SUPPLIED DATA
◇ ◇ ◇
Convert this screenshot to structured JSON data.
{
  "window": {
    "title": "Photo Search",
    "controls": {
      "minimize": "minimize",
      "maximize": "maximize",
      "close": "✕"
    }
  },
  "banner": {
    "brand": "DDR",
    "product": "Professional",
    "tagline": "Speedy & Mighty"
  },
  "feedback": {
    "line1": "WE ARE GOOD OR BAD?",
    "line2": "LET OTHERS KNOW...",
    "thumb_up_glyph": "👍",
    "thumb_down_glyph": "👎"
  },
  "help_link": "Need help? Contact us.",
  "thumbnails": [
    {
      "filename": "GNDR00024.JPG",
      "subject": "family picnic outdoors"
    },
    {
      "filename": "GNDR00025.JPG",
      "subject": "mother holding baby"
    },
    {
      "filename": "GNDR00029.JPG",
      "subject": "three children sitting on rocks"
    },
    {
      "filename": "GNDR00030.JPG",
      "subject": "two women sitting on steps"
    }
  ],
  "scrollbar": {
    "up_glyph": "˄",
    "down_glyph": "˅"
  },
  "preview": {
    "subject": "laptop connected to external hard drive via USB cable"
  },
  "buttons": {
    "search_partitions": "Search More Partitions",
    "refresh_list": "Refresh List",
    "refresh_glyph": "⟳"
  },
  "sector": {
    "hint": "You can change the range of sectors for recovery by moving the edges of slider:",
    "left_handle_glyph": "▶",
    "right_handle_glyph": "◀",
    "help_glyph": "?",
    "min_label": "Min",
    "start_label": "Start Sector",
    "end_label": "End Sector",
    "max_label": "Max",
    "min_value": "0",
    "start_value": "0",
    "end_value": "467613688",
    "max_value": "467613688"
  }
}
◇ ◇ ◇
PROBLEM
Copy out each line in the preceding records that contains "sitting".

EXERCISE ANSWER
      "subject": "three children sitting on rocks"
      "subject": "two women sitting on steps"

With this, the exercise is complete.